MATCH (user:User {firstName: "Vilma", lastName: "De Mars"})
// other family members
MATCH (user)-[:BELONGS_TO]->(f)<-[:BELONGS_TO]-(otherMember)
// what have they watched and transitive via genre
MATCH (otherMember)-[:WATCHED]->(m1)-[:HAS]->(g:Genre)<-[:HAS]-(m2)
// aggregate by genre, sort by watch count
WITH g, count(*) as watched, m2
ORDER BY watched DESC
// count totals per genre, top-5 watched per genre
WITH g, count(distinct m2) as totalMovies, collect(m2.title)[0..5] as movies
// return 5 per genre
RETURN g.name as genre, totalMovies, movies as topFiveMovies
ORDER BY totalMovies DESC LIMIT 10
Find users based on their movie watching preferences using Node Similarity algorithm
Step 1: For this, we will first create an in-memory graph with node and relationship specification to perform matching
CALL gds.graph.project(
'similarityGraph',
// labels
['User', 'Movie'],
{
// relationships
WATCHED: {
type: 'WATCHED',
properties: {
strength: {
property: 'watchCount',
defaultValue: 1
}
}
}
}
);
Step 2: Perform memory estimate for the matching to execute
CALL gds.nodeSimilarity.write.estimate('similarityGraph', {
writeRelationshipType: 'SIMILAR',
writeProperty: 'score'
})

- - -

▸ **What to do**:
a. Please revise the rows below, the stretch from the start of the rows through the line containing "max-id-cell[interactable]: 0 (486, 180, 533, 195)", replacing "Drill Assembly" with "Drilling Assembly" and leaving everything else unchanged.
b. Continue the Cypher walkthrough on movie-watching similarity from the point where it stops.

- - -

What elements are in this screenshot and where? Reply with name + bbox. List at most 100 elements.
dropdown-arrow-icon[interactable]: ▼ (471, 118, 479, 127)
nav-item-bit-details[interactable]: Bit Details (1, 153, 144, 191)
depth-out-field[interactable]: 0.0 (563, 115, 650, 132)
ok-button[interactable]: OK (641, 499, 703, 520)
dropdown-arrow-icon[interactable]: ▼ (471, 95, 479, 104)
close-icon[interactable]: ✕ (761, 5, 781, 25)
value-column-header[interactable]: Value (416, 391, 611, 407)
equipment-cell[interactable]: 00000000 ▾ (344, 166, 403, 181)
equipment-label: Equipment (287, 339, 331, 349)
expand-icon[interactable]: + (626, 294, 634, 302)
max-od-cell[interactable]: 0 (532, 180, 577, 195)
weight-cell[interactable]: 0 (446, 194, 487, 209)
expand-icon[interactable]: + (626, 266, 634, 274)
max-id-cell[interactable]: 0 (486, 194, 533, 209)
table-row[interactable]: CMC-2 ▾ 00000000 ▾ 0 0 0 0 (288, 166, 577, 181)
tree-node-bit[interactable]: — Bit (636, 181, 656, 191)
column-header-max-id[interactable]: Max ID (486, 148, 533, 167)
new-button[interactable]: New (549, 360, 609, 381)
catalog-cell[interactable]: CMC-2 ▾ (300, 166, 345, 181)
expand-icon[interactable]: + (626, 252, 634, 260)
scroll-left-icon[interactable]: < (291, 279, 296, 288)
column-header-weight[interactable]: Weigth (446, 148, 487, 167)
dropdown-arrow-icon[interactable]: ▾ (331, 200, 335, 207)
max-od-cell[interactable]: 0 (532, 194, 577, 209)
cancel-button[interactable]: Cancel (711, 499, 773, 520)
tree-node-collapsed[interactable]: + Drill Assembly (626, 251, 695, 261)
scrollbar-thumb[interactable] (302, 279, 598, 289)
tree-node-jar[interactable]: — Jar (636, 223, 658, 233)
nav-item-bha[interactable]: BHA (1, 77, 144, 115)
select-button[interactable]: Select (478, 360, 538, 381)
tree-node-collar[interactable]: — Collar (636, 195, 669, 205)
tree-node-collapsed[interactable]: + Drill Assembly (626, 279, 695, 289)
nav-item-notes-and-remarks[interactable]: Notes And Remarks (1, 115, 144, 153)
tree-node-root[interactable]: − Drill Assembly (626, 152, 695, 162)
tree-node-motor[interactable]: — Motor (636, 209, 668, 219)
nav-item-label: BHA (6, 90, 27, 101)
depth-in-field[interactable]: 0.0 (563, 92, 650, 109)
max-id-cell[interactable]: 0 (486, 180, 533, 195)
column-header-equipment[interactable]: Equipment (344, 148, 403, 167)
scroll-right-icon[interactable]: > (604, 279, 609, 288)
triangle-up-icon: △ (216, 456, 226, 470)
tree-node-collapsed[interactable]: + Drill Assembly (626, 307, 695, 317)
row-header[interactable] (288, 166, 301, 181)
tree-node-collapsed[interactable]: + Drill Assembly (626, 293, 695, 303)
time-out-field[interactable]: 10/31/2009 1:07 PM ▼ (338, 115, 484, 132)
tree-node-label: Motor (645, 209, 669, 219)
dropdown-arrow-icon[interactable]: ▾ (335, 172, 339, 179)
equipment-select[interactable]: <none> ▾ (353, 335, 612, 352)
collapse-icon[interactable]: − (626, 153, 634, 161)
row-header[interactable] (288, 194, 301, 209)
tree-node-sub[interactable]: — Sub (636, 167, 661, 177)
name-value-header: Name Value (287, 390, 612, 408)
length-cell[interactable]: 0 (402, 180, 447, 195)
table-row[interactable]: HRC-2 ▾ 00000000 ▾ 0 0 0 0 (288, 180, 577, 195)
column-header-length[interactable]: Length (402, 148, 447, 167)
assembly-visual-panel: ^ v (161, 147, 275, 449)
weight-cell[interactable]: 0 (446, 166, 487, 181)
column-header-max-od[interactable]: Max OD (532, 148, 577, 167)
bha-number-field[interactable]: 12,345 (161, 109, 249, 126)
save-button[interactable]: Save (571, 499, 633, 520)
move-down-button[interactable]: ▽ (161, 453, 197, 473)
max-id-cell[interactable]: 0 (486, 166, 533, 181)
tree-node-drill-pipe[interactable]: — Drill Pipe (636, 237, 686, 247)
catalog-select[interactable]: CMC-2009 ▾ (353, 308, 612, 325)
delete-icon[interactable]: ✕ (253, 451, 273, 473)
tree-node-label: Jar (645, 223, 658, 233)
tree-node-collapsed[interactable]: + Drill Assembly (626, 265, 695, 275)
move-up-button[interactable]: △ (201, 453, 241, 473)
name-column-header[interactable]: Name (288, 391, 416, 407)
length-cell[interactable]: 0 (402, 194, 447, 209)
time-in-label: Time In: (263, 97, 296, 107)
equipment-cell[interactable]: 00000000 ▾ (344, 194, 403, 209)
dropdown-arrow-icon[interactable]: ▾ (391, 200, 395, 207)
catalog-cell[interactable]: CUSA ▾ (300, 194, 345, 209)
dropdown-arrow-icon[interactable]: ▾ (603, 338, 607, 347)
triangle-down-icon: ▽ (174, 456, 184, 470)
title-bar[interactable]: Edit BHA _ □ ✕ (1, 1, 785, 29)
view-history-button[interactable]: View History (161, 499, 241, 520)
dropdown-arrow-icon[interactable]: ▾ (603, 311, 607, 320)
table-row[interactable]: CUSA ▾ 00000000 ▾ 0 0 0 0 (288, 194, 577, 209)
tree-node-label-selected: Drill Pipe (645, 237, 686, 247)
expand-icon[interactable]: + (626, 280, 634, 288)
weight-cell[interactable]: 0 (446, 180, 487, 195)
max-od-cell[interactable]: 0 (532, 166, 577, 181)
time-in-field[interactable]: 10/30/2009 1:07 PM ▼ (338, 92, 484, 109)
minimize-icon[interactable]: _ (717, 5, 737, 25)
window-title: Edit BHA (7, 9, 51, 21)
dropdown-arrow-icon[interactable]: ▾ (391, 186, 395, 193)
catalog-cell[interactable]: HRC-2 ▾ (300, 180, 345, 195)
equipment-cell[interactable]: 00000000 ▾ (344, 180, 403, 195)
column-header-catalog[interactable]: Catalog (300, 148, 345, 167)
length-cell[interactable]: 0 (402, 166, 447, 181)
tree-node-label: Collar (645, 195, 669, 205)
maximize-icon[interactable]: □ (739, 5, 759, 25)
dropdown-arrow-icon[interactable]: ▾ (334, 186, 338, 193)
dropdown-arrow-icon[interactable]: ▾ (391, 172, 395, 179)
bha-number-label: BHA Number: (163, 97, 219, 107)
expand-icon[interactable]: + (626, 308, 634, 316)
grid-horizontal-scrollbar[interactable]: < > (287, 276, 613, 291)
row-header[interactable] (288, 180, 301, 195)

- - -

▸ **Responses by task**:
a.
What elements are in this screenshot and where? Reply with name + bbox. List at most 100 elements.
dropdown-arrow-icon[interactable]: ▼ (471, 118, 479, 127)
nav-item-bit-details[interactable]: Bit Details (1, 153, 144, 191)
depth-out-field[interactable]: 0.0 (563, 115, 650, 132)
ok-button[interactable]: OK (641, 499, 703, 520)
dropdown-arrow-icon[interactable]: ▼ (471, 95, 479, 104)
close-icon[interactable]: ✕ (761, 5, 781, 25)
value-column-header[interactable]: Value (416, 391, 611, 407)
equipment-cell[interactable]: 00000000 ▾ (344, 166, 403, 181)
equipment-label: Equipment (287, 339, 331, 349)
expand-icon[interactable]: + (626, 294, 634, 302)
max-od-cell[interactable]: 0 (532, 180, 577, 195)
weight-cell[interactable]: 0 (446, 194, 487, 209)
expand-icon[interactable]: + (626, 266, 634, 274)
max-id-cell[interactable]: 0 (486, 194, 533, 209)
table-row[interactable]: CMC-2 ▾ 00000000 ▾ 0 0 0 0 (288, 166, 577, 181)
tree-node-bit[interactable]: — Bit (636, 181, 656, 191)
column-header-max-id[interactable]: Max ID (486, 148, 533, 167)
new-button[interactable]: New (549, 360, 609, 381)
catalog-cell[interactable]: CMC-2 ▾ (300, 166, 345, 181)
expand-icon[interactable]: + (626, 252, 634, 260)
scroll-left-icon[interactable]: < (291, 279, 296, 288)
column-header-weight[interactable]: Weigth (446, 148, 487, 167)
dropdown-arrow-icon[interactable]: ▾ (331, 200, 335, 207)
max-od-cell[interactable]: 0 (532, 194, 577, 209)
cancel-button[interactable]: Cancel (711, 499, 773, 520)
tree-node-collapsed[interactable]: + Drilling Assembly (626, 251, 695, 261)
scrollbar-thumb[interactable] (302, 279, 598, 289)
tree-node-jar[interactable]: — Jar (636, 223, 658, 233)
nav-item-bha[interactable]: BHA (1, 77, 144, 115)
select-button[interactable]: Select (478, 360, 538, 381)
tree-node-collar[interactable]: — Collar (636, 195, 669, 205)
tree-node-collapsed[interactable]: + Drilling Assembly (626, 279, 695, 289)
nav-item-notes-and-remarks[interactable]: Notes And Remarks (1, 115, 144, 153)
tree-node-root[interactable]: − Drilling Assembly (626, 152, 695, 162)
tree-node-motor[interactable]: — Motor (636, 209, 668, 219)
nav-item-label: BHA (6, 90, 27, 101)
depth-in-field[interactable]: 0.0 (563, 92, 650, 109)
max-id-cell[interactable]: 0 (486, 180, 533, 195)

b.
YIELD nodeCount, relationshipCount, bytesMin, bytesMax, requiredMemory
Step 3: Execute algorithm and show results
CALL gds.nodeSimilarity.stream('similarityGraph')
// return ids and similarity
YIELD node1, node2, similarity
WITH * ORDER BY similarity DESC LIMIT 50
// fetch nodes by id
WITH gds.util.asNode(node1) AS person1, gds.util.asNode(node2) AS person2, similarity
RETURN
person1.firstName + ' ' + person1.lastName as p1,
person2.firstName + ' ' + person2.lastName as p2, similarity;
Step 4: Get recommendations for a user based on similarity. For a user, fetch recommendations based on other similar users' preferences
MATCH (person1:User)
WHERE person1.firstName = 'Paulie' AND person1.lastName = 'Imesson'
CALL gds.nodeSimilarity.stream('similarityGraph')
YIELD node1, node2, similarity
// limit to our user
WHERE node1 = id(person1)
WITH person1, gds.util.asNode(node2) AS person2, similarity
// what did the other people watch
MATCH (person2)-[w:WATCHED]->(m)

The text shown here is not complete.